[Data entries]
○ ○ ○ ○

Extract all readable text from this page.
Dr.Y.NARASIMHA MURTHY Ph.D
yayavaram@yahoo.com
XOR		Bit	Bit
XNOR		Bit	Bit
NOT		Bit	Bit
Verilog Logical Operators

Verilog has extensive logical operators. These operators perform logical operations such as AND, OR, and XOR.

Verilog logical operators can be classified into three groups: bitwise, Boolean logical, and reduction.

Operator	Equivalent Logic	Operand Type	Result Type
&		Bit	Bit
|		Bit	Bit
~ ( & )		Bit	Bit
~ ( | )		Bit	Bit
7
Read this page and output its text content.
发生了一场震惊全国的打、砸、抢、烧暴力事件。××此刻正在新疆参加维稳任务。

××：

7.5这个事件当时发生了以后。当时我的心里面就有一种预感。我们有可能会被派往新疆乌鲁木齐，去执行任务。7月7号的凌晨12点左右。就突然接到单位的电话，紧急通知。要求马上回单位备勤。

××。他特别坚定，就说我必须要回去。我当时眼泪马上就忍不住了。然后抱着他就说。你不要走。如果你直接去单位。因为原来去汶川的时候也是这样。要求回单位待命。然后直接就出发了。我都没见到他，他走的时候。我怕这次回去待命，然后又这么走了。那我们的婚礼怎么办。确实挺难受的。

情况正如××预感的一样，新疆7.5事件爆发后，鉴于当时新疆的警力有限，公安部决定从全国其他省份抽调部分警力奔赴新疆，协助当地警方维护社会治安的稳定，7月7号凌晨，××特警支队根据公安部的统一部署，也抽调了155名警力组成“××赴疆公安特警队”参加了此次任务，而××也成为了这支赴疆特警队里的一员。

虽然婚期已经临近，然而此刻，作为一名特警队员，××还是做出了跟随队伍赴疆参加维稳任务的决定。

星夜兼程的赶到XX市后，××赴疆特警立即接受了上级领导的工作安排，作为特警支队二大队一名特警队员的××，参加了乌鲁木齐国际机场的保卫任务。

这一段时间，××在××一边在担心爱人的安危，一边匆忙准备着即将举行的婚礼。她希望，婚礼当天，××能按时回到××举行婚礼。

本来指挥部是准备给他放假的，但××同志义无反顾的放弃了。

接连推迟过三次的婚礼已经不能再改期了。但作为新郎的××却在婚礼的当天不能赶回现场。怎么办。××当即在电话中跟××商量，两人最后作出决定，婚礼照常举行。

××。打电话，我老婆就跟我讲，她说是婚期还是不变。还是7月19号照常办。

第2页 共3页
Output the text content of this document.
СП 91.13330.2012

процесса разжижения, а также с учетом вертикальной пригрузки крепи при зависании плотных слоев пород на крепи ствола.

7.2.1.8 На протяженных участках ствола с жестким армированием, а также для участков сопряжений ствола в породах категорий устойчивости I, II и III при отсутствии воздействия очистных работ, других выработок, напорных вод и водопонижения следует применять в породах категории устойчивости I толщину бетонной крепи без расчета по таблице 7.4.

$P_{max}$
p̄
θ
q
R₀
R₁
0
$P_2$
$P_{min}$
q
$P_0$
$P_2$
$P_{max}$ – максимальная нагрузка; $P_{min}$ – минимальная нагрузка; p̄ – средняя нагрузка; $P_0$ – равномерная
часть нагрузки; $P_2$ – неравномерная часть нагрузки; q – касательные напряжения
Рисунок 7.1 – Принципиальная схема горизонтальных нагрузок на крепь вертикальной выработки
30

○ ○ ○ ○

## BRIEF
Repeat the material from above exactly, word for word.

## SOLVED PROBLEM
Extract all readable text from this page.
Dr.Y.NARASIMHA MURTHY Ph.D
yayavaram@yahoo.com
XOR		Bit	Bit
XNOR		Bit	Bit
NOT		Bit	Bit
Verilog Logical Operators

Verilog has extensive logical operators. These operators perform logical operations such as AND, OR, and XOR.

Verilog logical operators can be classified into three groups: bitwise, Boolean logical, and reduction.

Operator	Equivalent Logic	Operand Type	Result Type
&		Bit	Bit
|		Bit	Bit
~ ( & )		Bit	Bit
~ ( | )		Bit	Bit
7
Read this page and output its text content.
发生了一场震惊全国的打、砸、抢、烧暴力事件。××此刻正在新疆参加维稳任务。

××：

7.5这个事件当时发生了以后。当时我的心里面就有一种预感。我们有可能会被派往新疆乌鲁木齐，去执行任务。7月7号的凌晨12点左右。就突然接到单位的电话，紧急通知。要求马上回单位备勤。

××。他特别坚定，就说我必须要回去。我当时眼泪马上就忍不住了。然后抱着他就说。你不要走。如果你直接去单位。因为原来去汶川的时候也是这样。要求回单位待命。然后直接就出发了。我都没见到他，他走的时候。我怕这次回去待命，然后又这么走了。那我们的婚礼怎么办。确实挺难受的。

情况正如××预感的一样，新疆7.5事件爆发后，鉴于当时新疆的警力有限，公安部决定从全国其他省份抽调部分警力奔赴新疆，协助当地警方维护社会治安的稳定，7月7号凌晨，××特警支队根据公安部的统一部署，也抽调了155名警力组成“××赴疆公安特警队”参加了此次任务，而××也成为了这支赴疆特警队里的一员。

虽然婚期已经临近，然而此刻，作为一名特警队员，××还是做出了跟随队伍赴疆参加维稳任务的决定。

星夜兼程的赶到XX市后，××赴疆特警立即接受了上级领导的工作安排，作为特警支队二大队一名特警队员的××，参加了乌鲁木齐国际机场的保卫任务。

这一段时间，××在××一边在担心爱人的安危，一边匆忙准备着即将举行的婚礼。她希望，婚礼当天，××能按时回到××举行婚礼。

本来指挥部是准备给他放假的，但××同志义无反顾的放弃了。

接连推迟过三次的婚礼已经不能再改期了。但作为新郎的××却在婚礼的当天不能赶回现场。怎么办。××当即在电话中跟××商量，两人最后作出决定，婚礼照常举行。

××。打电话，我老婆就跟我讲，她说是婚期还是不变。还是7月19号照常办。

第2页 共3页
Output the text content of this document.
СП 91.13330.2012

процесса разжижения, а также с учетом вертикальной пригрузки крепи при зависании плотных слоев пород на крепи ствола.

7.2.1.8 На протяженных участках ствола с жестким армированием, а также для участков сопряжений ствола в породах категорий устойчивости I, II и III при отсутствии воздействия очистных работ, других выработок, напорных вод и водопонижения следует применять в породах категории устойчивости I толщину бетонной крепи без расчета по таблице 7.4.

$P_{max}$
p̄
θ
q
R₀
R₁
0
$P_2$
$P_{min}$
q
$P_0$
$P_2$
$P_{max}$ – максимальная нагрузка; $P_{min}$ – минимальная нагрузка; p̄ – средняя нагрузка; $P_0$ – равномерная
часть нагрузки; $P_2$ – неравномерная часть нагрузки; q – касательные напряжения
Рисунок 7.1 – Принципиальная схема горизонтальных нагрузок на крепь вертикальной выработки
30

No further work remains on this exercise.